**TEXTAUSZUG:**

------------------------------------

Aufgrund einer Rückfrage des Bundesfinanzgerichts teilte die belangte Behörde mit, dass das Verlassenschaftsverfahren bereits beendet wurde. Weiters wurde der Einantwortungsbeschluss vom übermittelt. Nach dem Beschluss wurde die Verlassenschaft der erblichen Witwe X.X., geb. xxx, zur Gänze eingeantwortet, welche aus dem Titel des Gesetzes zum ganzen Nachlass die bedingte Erbantrittserklärung abgegeben hatte.
Das Bundesfinanzgericht hat erwogen:
Nach § 93 Abs 2 BAO ist jeder Bescheid ausdrücklich als solcher zu bezeichnen, er hat den Spruch zu enthalten und in diesem die Person (Personenvereinigung, Personengemeinschaft) zu nennen, an die er ergeht.
Gemäß § 97 Abs. 1 BAO werden Erledigungen dadurch wirksam, dass sie demjenigen bekanntgegeben werden, für den sie ihrem Inhalt nach bestimmt sind. Die Bekanntgabe erfolgt idR durch Zustellung.
Nach der Judikatur ist der Adressat namentlich zu nennen (vgl. ) und gehört das Adressfeld zum Bescheidspruch (vgl. zB ).
Gemäß § 260 Abs. 1 lit. a BAO ist die Bescheidbeschwerde mit Beschwerdevorentscheidung (§ 262) oder mit Beschluss (§ 278) zurückzuweisen, wenn sie nicht zulässig ist.
Nach § 264 Abs. 4 BAO sind § 260 Abs. 1 (Unzulässigkeit, nicht fristgerechte Einbringung) und § 274 Abs. 3 Z 1 sowie Abs. 5 (Unterbleiben einer mündlichen Verhandlung) BAO für Vorlageanträge sinngemäß anzuwenden.
Dem Gebot des § 93 Abs. 2 BAO wird nur entsprochen, wenn die im Spruch bezeichneten Adressaten, jene Person(en), an die der Bescheid gerichtet ist, gesetzmäßig bezeichnet wird/werden. Die mit der Personenumschreibung eines Bescheides getroffene Wahl des Normadressaten ist konstituierendes Merkmal des individuellen Verwaltungsaktes (zB ). Die Behörde hat deutlich und klar zum Ausdruck zu bringen, welchen Personen gegenüber sie die in Betracht kommende Verwaltungsangelegenheit in förmlicher Weise gestalten will. Die Personenbeschreibung ist notwendiger Bestandteil eines Bescheidspruchs mit der Wirkung, dass ohne gesetzmäßige Bezeichnung des Adressaten im Bescheidspruch, zu dem auch das Adressfeld zählt, kein individueller Verwaltungsakt gesetzt wird (vgl. , mwH). Bei einer physischen Person ist idR der Vor- und Zuname anzuführen (Ritz, BAO 6, § 93 Tz 6).

------------------------------------

**Datenelemente:**
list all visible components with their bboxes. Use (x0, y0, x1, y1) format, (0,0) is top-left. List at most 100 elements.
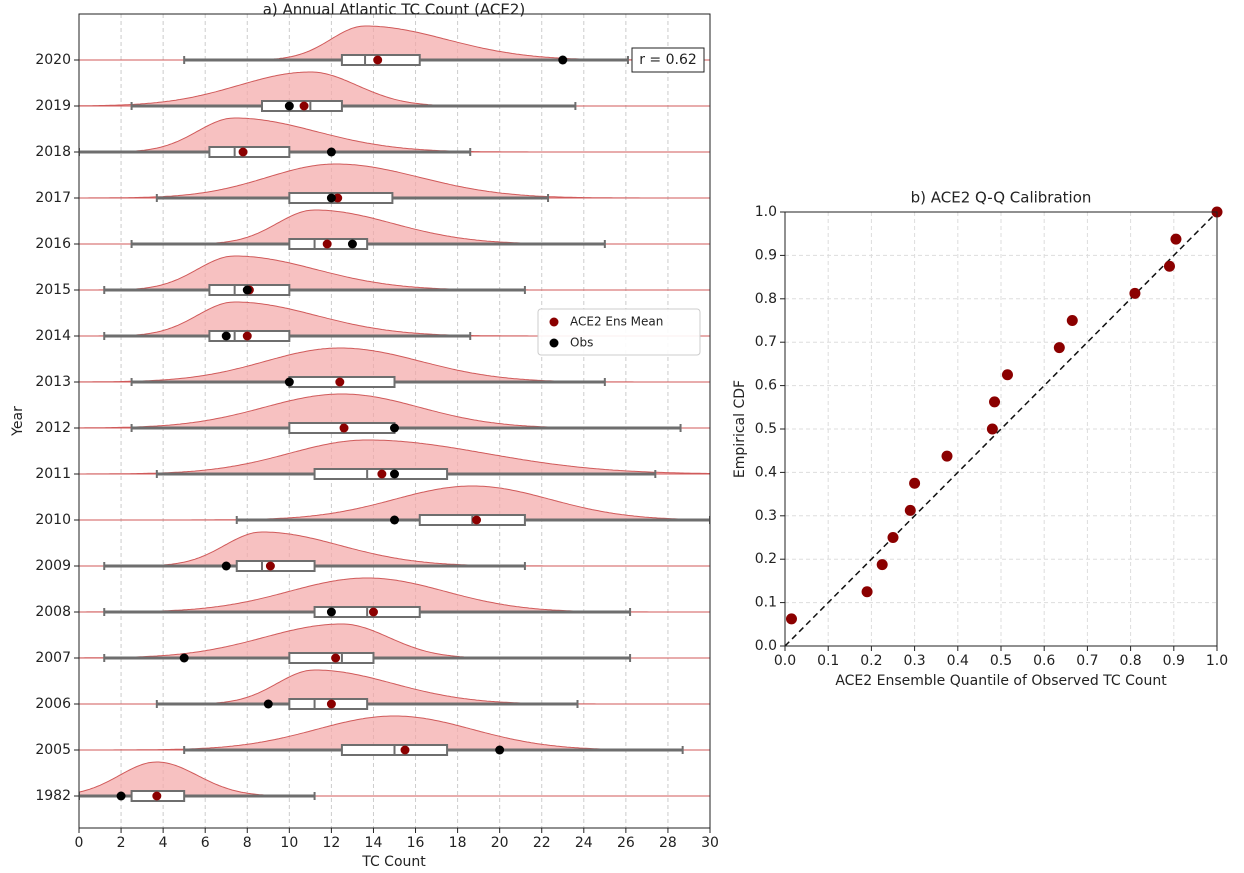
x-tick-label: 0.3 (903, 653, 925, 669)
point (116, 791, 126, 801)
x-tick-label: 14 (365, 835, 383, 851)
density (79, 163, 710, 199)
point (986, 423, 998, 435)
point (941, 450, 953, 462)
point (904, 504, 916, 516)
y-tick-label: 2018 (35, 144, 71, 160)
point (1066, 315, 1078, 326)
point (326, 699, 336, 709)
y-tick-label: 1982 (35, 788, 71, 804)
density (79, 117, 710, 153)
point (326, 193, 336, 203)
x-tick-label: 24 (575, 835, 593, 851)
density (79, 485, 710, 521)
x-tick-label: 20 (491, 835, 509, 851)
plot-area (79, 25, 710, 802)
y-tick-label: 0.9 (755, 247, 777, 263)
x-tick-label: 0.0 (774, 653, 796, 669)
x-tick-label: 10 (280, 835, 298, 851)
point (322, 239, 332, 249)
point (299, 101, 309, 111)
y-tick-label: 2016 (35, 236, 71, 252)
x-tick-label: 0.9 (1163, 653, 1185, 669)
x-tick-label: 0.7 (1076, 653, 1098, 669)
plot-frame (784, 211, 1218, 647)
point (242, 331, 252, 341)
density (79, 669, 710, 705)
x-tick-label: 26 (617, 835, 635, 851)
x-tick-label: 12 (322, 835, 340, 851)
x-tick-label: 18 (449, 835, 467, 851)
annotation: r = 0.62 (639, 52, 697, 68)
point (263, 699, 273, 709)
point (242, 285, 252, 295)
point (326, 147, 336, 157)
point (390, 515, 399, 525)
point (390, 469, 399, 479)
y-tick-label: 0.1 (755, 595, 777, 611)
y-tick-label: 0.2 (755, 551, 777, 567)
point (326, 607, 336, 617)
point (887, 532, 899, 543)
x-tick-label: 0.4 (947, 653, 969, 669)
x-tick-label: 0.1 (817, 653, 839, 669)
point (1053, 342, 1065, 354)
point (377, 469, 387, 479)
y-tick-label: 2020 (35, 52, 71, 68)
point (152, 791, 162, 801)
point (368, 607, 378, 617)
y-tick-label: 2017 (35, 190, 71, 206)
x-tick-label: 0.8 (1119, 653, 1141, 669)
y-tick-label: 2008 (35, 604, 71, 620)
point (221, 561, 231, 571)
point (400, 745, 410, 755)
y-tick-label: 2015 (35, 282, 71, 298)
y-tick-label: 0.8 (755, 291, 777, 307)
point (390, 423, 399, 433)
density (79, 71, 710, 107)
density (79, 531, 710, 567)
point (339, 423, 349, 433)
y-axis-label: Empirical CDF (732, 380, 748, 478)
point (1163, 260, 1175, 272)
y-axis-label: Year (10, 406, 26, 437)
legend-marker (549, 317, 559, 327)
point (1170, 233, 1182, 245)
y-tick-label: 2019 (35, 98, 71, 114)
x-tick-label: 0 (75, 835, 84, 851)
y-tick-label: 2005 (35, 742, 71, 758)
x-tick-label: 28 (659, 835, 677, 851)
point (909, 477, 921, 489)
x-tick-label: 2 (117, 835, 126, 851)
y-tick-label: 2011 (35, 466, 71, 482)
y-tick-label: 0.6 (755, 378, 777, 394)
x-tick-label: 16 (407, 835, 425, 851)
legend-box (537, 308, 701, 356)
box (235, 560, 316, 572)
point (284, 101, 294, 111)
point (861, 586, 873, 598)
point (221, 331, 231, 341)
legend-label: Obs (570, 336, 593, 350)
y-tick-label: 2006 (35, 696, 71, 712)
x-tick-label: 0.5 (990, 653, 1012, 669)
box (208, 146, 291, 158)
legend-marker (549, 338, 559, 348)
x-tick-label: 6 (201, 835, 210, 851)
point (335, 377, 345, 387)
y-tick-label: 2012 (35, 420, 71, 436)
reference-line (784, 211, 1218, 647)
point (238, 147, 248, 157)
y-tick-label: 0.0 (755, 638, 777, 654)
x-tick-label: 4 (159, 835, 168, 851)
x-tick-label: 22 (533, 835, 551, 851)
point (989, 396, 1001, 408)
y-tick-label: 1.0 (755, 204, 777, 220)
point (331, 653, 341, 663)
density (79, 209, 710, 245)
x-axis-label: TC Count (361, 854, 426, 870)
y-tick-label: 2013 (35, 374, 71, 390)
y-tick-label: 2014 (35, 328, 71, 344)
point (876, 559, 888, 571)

------------------------------------

**AUFGABENSTELLUNG:**
**1)** Beantworten Sie anhand des Textauszugs die folgenden Fragen:
(a) Wem wurde die Verlassenschaft nach dem Einantwortungsbeschluss zur Gänze eingeantwortet?
(b) Wodurch werden Erledigungen gemäß § 97 Abs. 1 BAO wirksam?
(c) Was ist bei einer physischen Person in der Regel anzuführen?
**2)** Nennen Sie sämtliche Paragraphen der BAO, auf die der Textauszug verweist, jeweils nur einmal.

**ANTWORTEN:**
**1)**
(a) Der erblichen Witwe X.X.
(b) Dadurch, dass sie demjenigen bekanntgegeben werden, für den sie ihrem Inhalt nach bestimmt sind.
(c) Der Vor- und Zuname.

**2)**
§ 93
§ 97
§ 260
§ 262
§ 278
§ 264
§ 274